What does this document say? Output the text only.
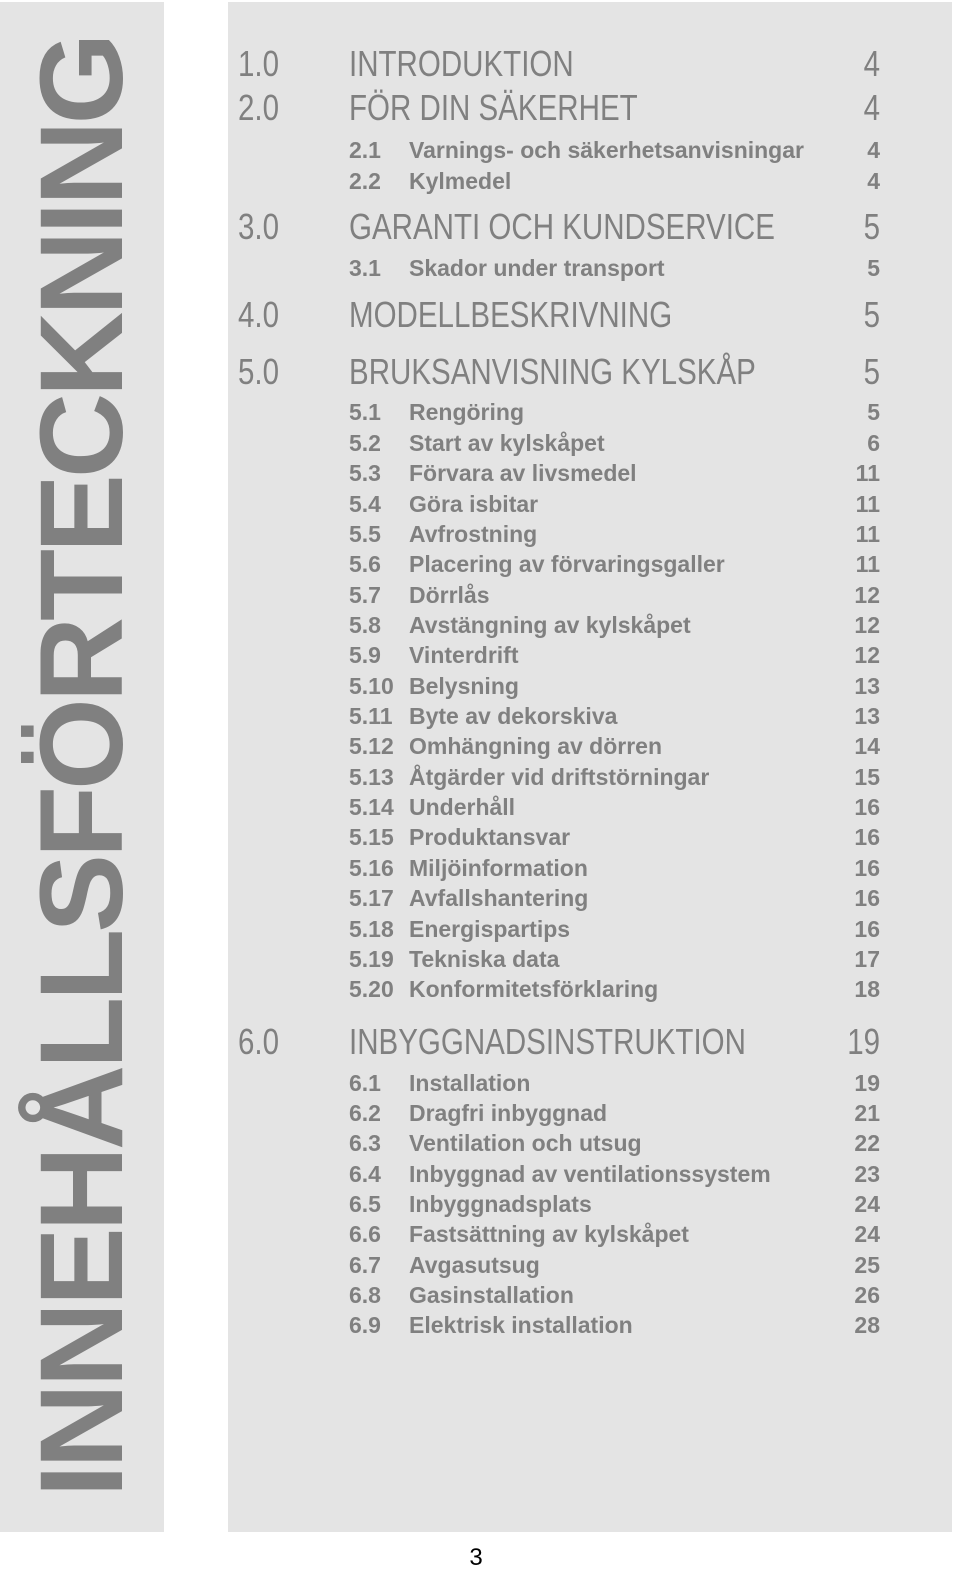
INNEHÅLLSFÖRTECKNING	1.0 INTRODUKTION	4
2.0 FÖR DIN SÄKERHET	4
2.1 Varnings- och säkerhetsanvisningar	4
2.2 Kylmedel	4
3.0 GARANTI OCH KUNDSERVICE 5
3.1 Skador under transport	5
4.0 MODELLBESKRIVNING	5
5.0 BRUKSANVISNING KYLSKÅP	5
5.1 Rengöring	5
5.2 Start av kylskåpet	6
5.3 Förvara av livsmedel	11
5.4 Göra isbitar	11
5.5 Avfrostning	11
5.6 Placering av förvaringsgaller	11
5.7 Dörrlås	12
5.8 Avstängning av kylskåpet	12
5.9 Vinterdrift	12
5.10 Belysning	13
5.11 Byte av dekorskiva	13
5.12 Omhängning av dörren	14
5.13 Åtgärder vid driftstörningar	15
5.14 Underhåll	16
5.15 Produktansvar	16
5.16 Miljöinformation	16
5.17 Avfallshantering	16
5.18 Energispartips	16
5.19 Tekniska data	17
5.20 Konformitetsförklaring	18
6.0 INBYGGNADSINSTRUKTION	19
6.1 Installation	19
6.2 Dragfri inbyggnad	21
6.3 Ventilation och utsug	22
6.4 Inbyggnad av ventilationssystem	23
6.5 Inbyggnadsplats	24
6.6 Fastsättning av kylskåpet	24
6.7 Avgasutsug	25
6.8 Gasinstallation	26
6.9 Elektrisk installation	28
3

········

What you need to do
Pictures are to be left out; repeat all the remaining data exactly.

Response
What does this document say? Output the text only.
INNEHÅLLSFÖRTECKNING	1.0 INTRODUKTION	4
2.0 FÖR DIN SÄKERHET	4
2.1 Varnings- och säkerhetsanvisningar	4
2.2 Kylmedel	4
3.0 GARANTI OCH KUNDSERVICE 5
3.1 Skador under transport	5
4.0 MODELLBESKRIVNING	5
5.0 BRUKSANVISNING KYLSKÅP	5
5.1 Rengöring	5
5.2 Start av kylskåpet	6
5.3 Förvara av livsmedel	11
5.4 Göra isbitar	11
5.5 Avfrostning	11
5.6 Placering av förvaringsgaller	11
5.7 Dörrlås	12
5.8 Avstängning av kylskåpet	12
5.9 Vinterdrift	12
5.10 Belysning	13
5.11 Byte av dekorskiva	13
5.12 Omhängning av dörren	14
5.13 Åtgärder vid driftstörningar	15
5.14 Underhåll	16
5.15 Produktansvar	16
5.16 Miljöinformation	16
5.17 Avfallshantering	16
5.18 Energispartips	16
5.19 Tekniska data	17
5.20 Konformitetsförklaring	18
6.0 INBYGGNADSINSTRUKTION	19
6.1 Installation	19
6.2 Dragfri inbyggnad	21
6.3 Ventilation och utsug	22
6.4 Inbyggnad av ventilationssystem	23
6.5 Inbyggnadsplats	24
6.6 Fastsättning av kylskåpet	24
6.7 Avgasutsug	25
6.8 Gasinstallation	26
6.9 Elektrisk installation	28
3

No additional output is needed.